* _Given task_:
Search the entries below. Return every line that has "форме" in it.

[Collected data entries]
--
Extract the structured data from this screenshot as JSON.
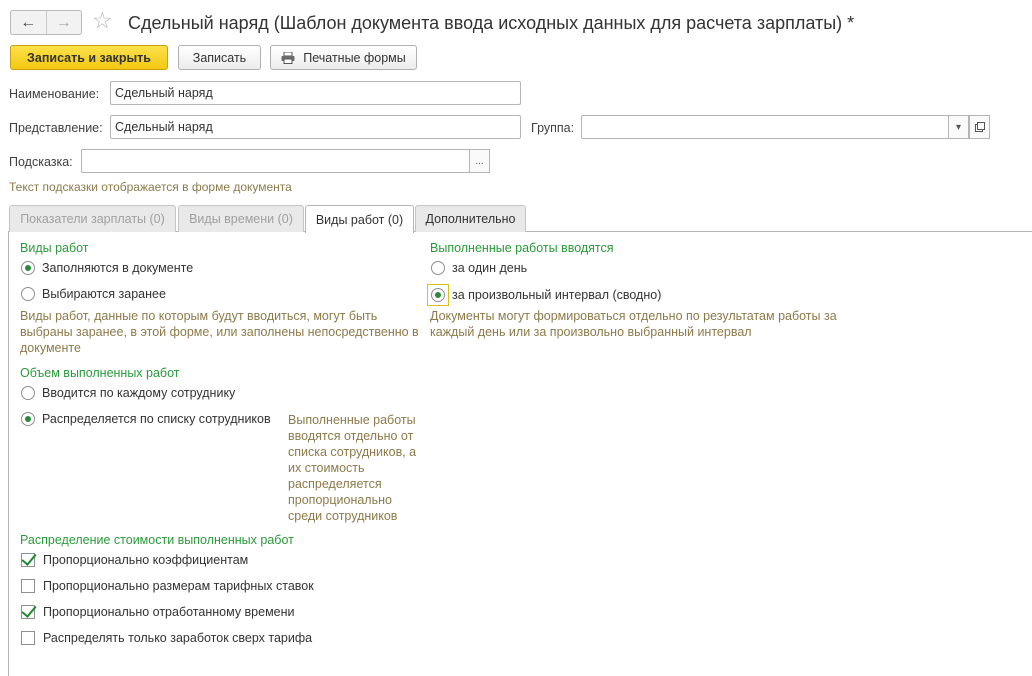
{
  "header": {
    "back_icon": "←",
    "forward_icon": "→",
    "star_icon": "☆",
    "title": "Сдельный наряд (Шаблон документа ввода исходных данных для расчета зарплаты) *"
  },
  "toolbar": {
    "save_close_label": "Записать и закрыть",
    "save_label": "Записать",
    "print_label": "Печатные формы"
  },
  "form": {
    "name_label": "Наименование:",
    "name_value": "Сдельный наряд",
    "presentation_label": "Представление:",
    "presentation_value": "Сдельный наряд",
    "group_label": "Группа:",
    "group_value": "",
    "hint_label": "Подсказка:",
    "hint_value": "",
    "hint_button": "...",
    "hint_note": "Текст подсказки отображается в форме документа"
  },
  "tabs": [
    {
      "label": "Показатели зарплаты (0)"
    },
    {
      "label": "Виды времени (0)"
    },
    {
      "label": "Виды работ (0)"
    },
    {
      "label": "Дополнительно"
    }
  ],
  "work_types": {
    "title": "Виды работ",
    "option_filled": "Заполняются в документе",
    "option_preselected": "Выбираются заранее",
    "description": "Виды работ, данные по которым будут вводиться, могут быть выбраны заранее, в этой форме, или заполнены непосредственно в документе"
  },
  "completed_entry": {
    "title": "Выполненные работы вводятся",
    "option_one_day": "за один день",
    "option_interval": "за произвольный интервал (сводно)",
    "description": "Документы могут формироваться отдельно по результатам работы за каждый день или за произвольно выбранный интервал"
  },
  "volume": {
    "title": "Объем выполненных работ",
    "option_each": "Вводится по каждому сотруднику",
    "option_distributed": "Распределяется по списку сотрудников",
    "description": "Выполненные работы вводятся отдельно от списка сотрудников, а их стоимость распределяется пропорционально среди сотрудников"
  },
  "distribution": {
    "title": "Распределение стоимости выполненных работ",
    "items": [
      {
        "label": "Пропорционально коэффициентам",
        "checked": true
      },
      {
        "label": "Пропорционально размерам тарифных ставок",
        "checked": false
      },
      {
        "label": "Пропорционально отработанному времени",
        "checked": true
      },
      {
        "label": "Распределять только заработок сверх тарифа",
        "checked": false
      }
    ]
  },
  "colors": {
    "accent_yellow": "#f3c812",
    "group_green": "#2a9a3a",
    "hint_brown": "#8c7a4a"
  }
}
--
* _Answer to the problem_:
    "hint_note": "Текст подсказки отображается в форме документа"
    "description": "Виды работ, данные по которым будут вводиться, могут быть выбраны заранее, в этой форме, или заполнены непосредственно в документе"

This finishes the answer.